◆ **AIM OF THE EXERCISE**
Write out the material exactly. Do not include the pictures.

Begin TASK MATERIAL

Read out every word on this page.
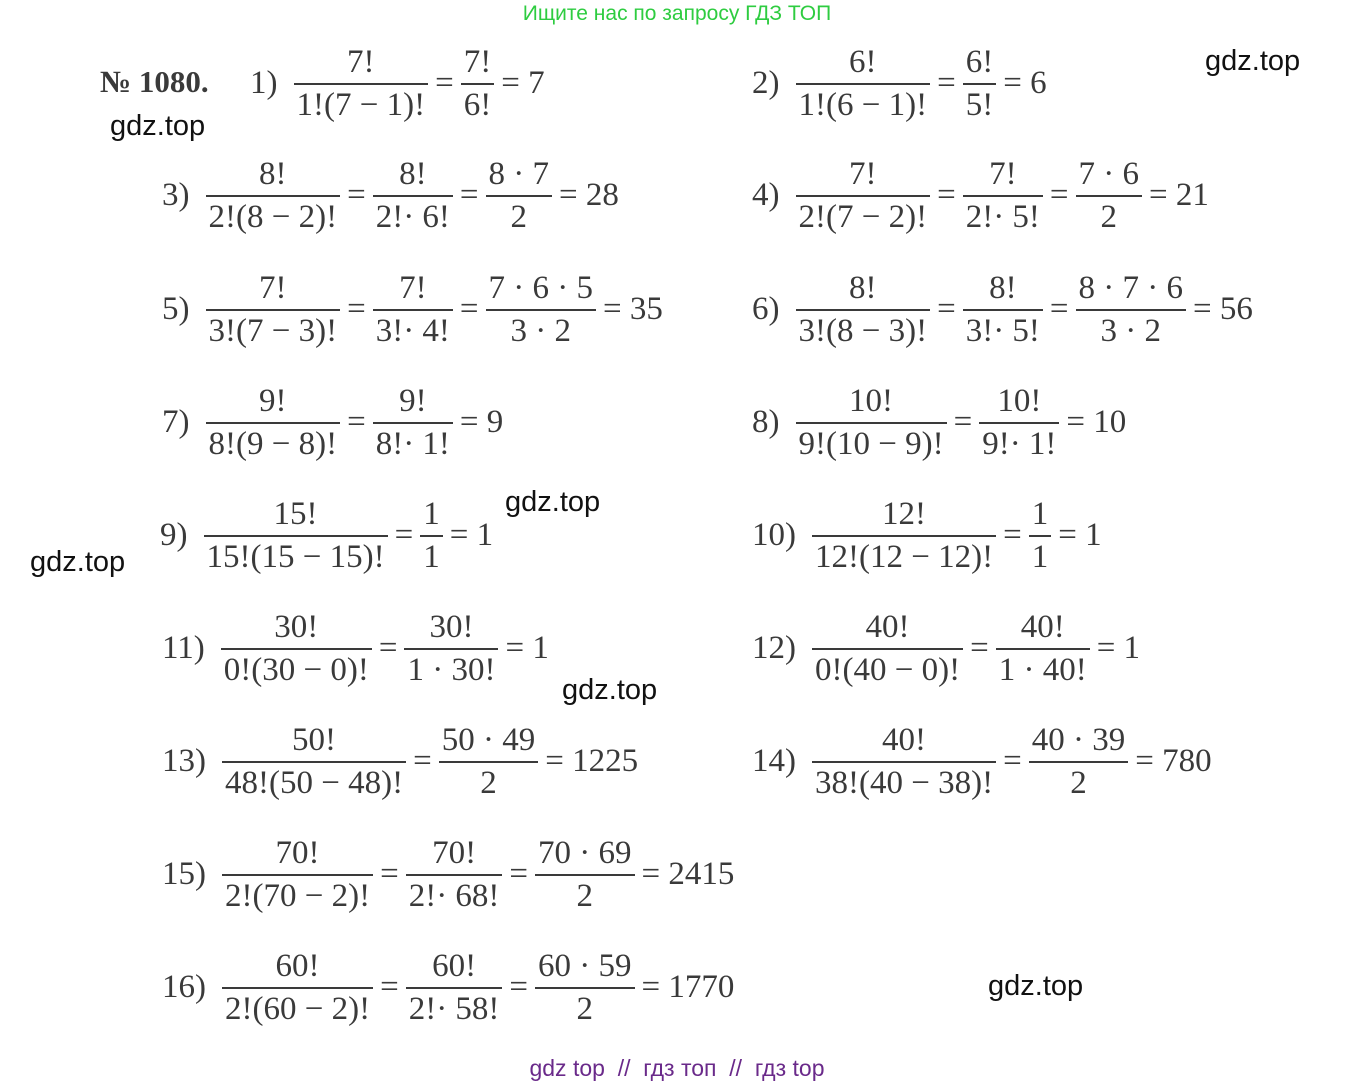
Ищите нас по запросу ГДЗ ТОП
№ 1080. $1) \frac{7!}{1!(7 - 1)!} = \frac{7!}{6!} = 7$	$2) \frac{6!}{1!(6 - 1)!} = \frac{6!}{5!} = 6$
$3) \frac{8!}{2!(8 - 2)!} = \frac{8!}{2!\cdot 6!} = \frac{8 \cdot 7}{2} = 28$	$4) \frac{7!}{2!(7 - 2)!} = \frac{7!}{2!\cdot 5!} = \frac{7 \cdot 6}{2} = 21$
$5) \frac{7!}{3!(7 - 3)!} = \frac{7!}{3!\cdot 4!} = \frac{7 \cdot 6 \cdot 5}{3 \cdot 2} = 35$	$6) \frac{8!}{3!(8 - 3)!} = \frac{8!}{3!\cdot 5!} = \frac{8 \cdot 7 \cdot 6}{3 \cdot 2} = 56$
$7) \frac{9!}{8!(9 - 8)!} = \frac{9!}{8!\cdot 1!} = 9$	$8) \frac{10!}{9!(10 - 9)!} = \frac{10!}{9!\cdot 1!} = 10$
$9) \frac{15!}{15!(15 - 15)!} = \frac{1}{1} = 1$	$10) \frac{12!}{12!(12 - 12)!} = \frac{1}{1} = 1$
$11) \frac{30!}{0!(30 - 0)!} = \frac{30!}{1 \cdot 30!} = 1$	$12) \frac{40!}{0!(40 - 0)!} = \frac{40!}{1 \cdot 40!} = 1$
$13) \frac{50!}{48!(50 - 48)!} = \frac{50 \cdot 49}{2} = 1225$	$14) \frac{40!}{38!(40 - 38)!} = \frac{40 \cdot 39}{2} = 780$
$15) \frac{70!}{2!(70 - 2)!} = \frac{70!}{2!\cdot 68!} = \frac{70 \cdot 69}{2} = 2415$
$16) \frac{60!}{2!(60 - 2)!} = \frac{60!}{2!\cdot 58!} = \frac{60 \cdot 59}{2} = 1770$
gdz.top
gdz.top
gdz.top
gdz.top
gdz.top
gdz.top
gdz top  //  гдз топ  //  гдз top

End TASK MATERIAL

◆ **OUTPUT OF THE EXERCISE**
Read out every word on this page.
Ищите нас по запросу ГДЗ ТОП
№ 1080. $1) \frac{7!}{1!(7 - 1)!} = \frac{7!}{6!} = 7$	$2) \frac{6!}{1!(6 - 1)!} = \frac{6!}{5!} = 6$
$3) \frac{8!}{2!(8 - 2)!} = \frac{8!}{2!\cdot 6!} = \frac{8 \cdot 7}{2} = 28$	$4) \frac{7!}{2!(7 - 2)!} = \frac{7!}{2!\cdot 5!} = \frac{7 \cdot 6}{2} = 21$
$5) \frac{7!}{3!(7 - 3)!} = \frac{7!}{3!\cdot 4!} = \frac{7 \cdot 6 \cdot 5}{3 \cdot 2} = 35$	$6) \frac{8!}{3!(8 - 3)!} = \frac{8!}{3!\cdot 5!} = \frac{8 \cdot 7 \cdot 6}{3 \cdot 2} = 56$
$7) \frac{9!}{8!(9 - 8)!} = \frac{9!}{8!\cdot 1!} = 9$	$8) \frac{10!}{9!(10 - 9)!} = \frac{10!}{9!\cdot 1!} = 10$
$9) \frac{15!}{15!(15 - 15)!} = \frac{1}{1} = 1$	$10) \frac{12!}{12!(12 - 12)!} = \frac{1}{1} = 1$
$11) \frac{30!}{0!(30 - 0)!} = \frac{30!}{1 \cdot 30!} = 1$	$12) \frac{40!}{0!(40 - 0)!} = \frac{40!}{1 \cdot 40!} = 1$
$13) \frac{50!}{48!(50 - 48)!} = \frac{50 \cdot 49}{2} = 1225$	$14) \frac{40!}{38!(40 - 38)!} = \frac{40 \cdot 39}{2} = 780$
$15) \frac{70!}{2!(70 - 2)!} = \frac{70!}{2!\cdot 68!} = \frac{70 \cdot 69}{2} = 2415$
$16) \frac{60!}{2!(60 - 2)!} = \frac{60!}{2!\cdot 58!} = \frac{60 \cdot 59}{2} = 1770$
gdz.top
gdz.top
gdz.top
gdz.top
gdz.top
gdz.top
gdz top  //  гдз топ  //  гдз top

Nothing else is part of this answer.